:: Exercise brief ::
Nothing should be left out: output all of the entries exactly.

_ _ _ _

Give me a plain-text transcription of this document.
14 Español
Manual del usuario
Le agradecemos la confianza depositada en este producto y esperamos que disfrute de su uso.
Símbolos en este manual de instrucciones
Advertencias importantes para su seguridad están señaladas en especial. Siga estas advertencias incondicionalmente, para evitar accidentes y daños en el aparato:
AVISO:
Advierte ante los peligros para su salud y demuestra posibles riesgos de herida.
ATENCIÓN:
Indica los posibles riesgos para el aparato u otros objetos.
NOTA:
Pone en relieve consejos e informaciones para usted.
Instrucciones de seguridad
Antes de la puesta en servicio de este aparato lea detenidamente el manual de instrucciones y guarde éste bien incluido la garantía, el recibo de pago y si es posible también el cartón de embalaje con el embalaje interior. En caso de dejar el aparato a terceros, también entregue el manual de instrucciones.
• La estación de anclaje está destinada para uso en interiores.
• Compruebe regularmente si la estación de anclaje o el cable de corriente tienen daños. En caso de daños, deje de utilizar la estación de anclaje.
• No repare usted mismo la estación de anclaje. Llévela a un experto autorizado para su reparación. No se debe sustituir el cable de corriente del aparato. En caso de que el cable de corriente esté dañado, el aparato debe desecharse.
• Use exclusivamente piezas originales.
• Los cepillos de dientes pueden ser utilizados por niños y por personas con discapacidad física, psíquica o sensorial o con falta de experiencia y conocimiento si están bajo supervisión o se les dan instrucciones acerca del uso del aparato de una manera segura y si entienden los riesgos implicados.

_ _ _ _

:: Answer to the problem ::
Give me a plain-text transcription of this document.
14 Español
Manual del usuario
Le agradecemos la confianza depositada en este producto y esperamos que disfrute de su uso.
Símbolos en este manual de instrucciones
Advertencias importantes para su seguridad están señaladas en especial. Siga estas advertencias incondicionalmente, para evitar accidentes y daños en el aparato:
AVISO:
Advierte ante los peligros para su salud y demuestra posibles riesgos de herida.
ATENCIÓN:
Indica los posibles riesgos para el aparato u otros objetos.
NOTA:
Pone en relieve consejos e informaciones para usted.
Instrucciones de seguridad
Antes de la puesta en servicio de este aparato lea detenidamente el manual de instrucciones y guarde éste bien incluido la garantía, el recibo de pago y si es posible también el cartón de embalaje con el embalaje interior. En caso de dejar el aparato a terceros, también entregue el manual de instrucciones.
• La estación de anclaje está destinada para uso en interiores.
• Compruebe regularmente si la estación de anclaje o el cable de corriente tienen daños. En caso de daños, deje de utilizar la estación de anclaje.
• No repare usted mismo la estación de anclaje. Llévela a un experto autorizado para su reparación. No se debe sustituir el cable de corriente del aparato. En caso de que el cable de corriente esté dañado, el aparato debe desecharse.
• Use exclusivamente piezas originales.
• Los cepillos de dientes pueden ser utilizados por niños y por personas con discapacidad física, psíquica o sensorial o con falta de experiencia y conocimiento si están bajo supervisión o se les dan instrucciones acerca del uso del aparato de una manera segura y si entienden los riesgos implicados.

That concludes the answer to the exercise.